_Task to complete_
Skip the images and return the records below exactly.

Dataset listings of figures:
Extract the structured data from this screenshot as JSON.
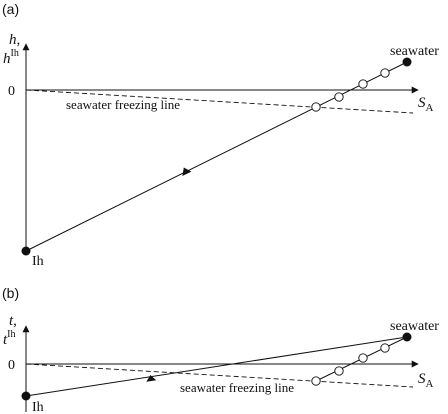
{
  "panel_a": {
    "tag": "(a)",
    "y_axis_main": "h",
    "y_axis_comma": ",",
    "y_axis_second": "h",
    "y_axis_second_sup": "Ih",
    "zero_tick": "0",
    "x_axis_main": "S",
    "x_axis_sub": "A",
    "point_top_label": "seawater",
    "point_bottom_label": "Ih",
    "dashed_line_label": "seawater freezing line"
  },
  "panel_b": {
    "tag": "(b)",
    "y_axis_main": "t",
    "y_axis_comma": ",",
    "y_axis_second": "t",
    "y_axis_second_sup": "Ih",
    "zero_tick": "0",
    "x_axis_main": "S",
    "x_axis_sub": "A",
    "point_top_label": "seawater",
    "point_bottom_label": "Ih",
    "dashed_line_label": "seawater freezing line"
  },
  "colors": {
    "ink": "#111111"
  }
}
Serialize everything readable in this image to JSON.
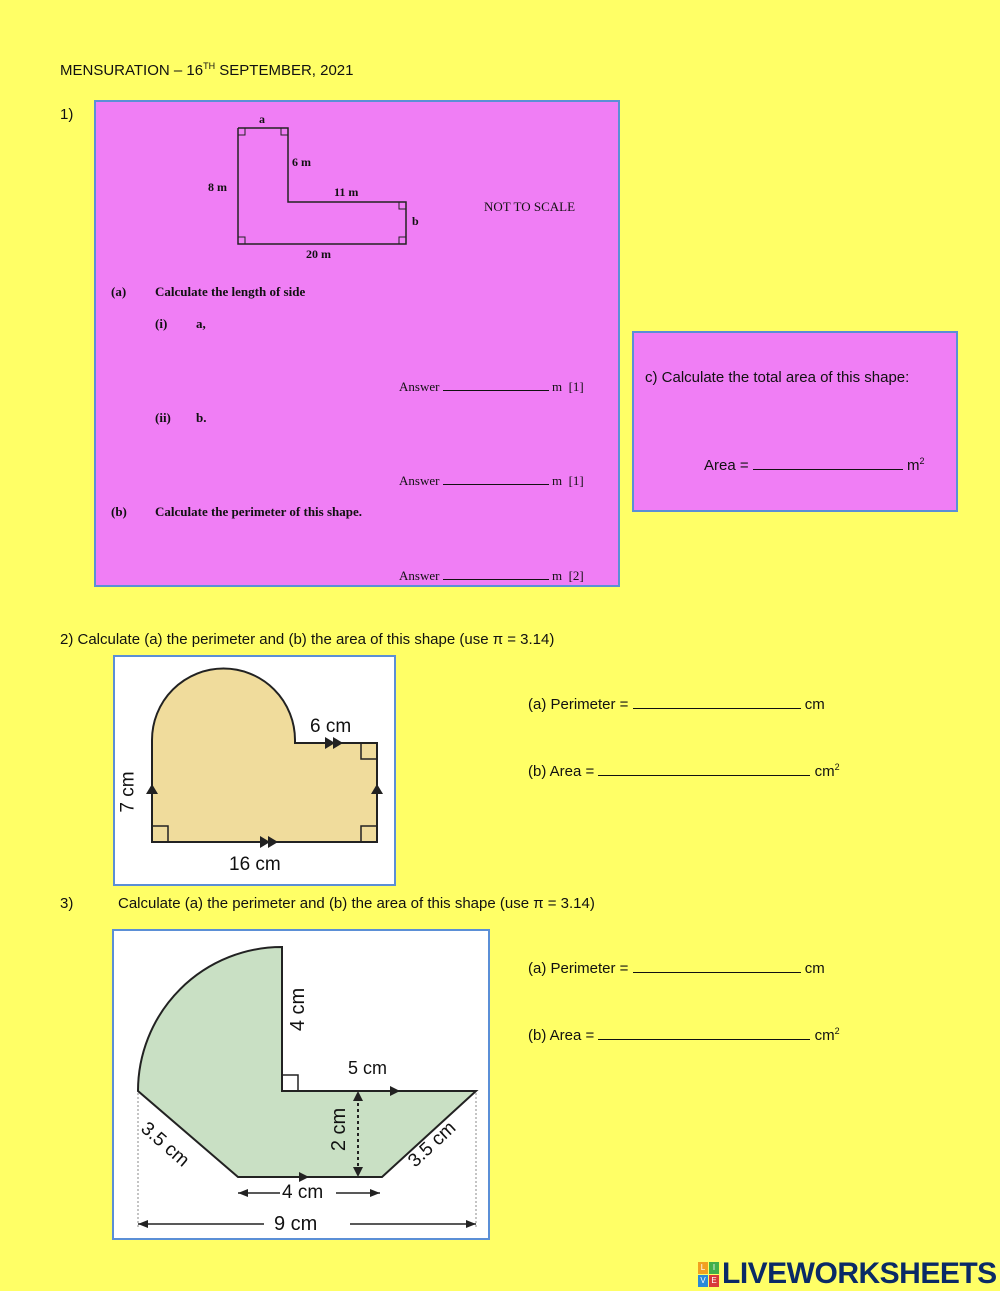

_Complete output_
Extract the structured data from this screenshot as JSON.
{
  "panel_a": {
    "tag": "(a)",
    "y_axis_main": "h",
    "y_axis_comma": ",",
    "y_axis_second": "h",
    "y_axis_second_sup": "Ih",
    "zero_tick": "0",
    "x_axis_main": "S",
    "x_axis_sub": "A",
    "point_top_label": "seawater",
    "point_bottom_label": "Ih",
    "dashed_line_label": "seawater freezing line"
  },
  "panel_b": {
    "tag": "(b)",
    "y_axis_main": "t",
    "y_axis_comma": ",",
    "y_axis_second": "t",
    "y_axis_second_sup": "Ih",
    "zero_tick": "0",
    "x_axis_main": "S",
    "x_axis_sub": "A",
    "point_top_label": "seawater",
    "point_bottom_label": "Ih",
    "dashed_line_label": "seawater freezing line"
  },
  "colors": {
    "ink": "#111111"
  }
}
Serialize everything readable in this image to JSON.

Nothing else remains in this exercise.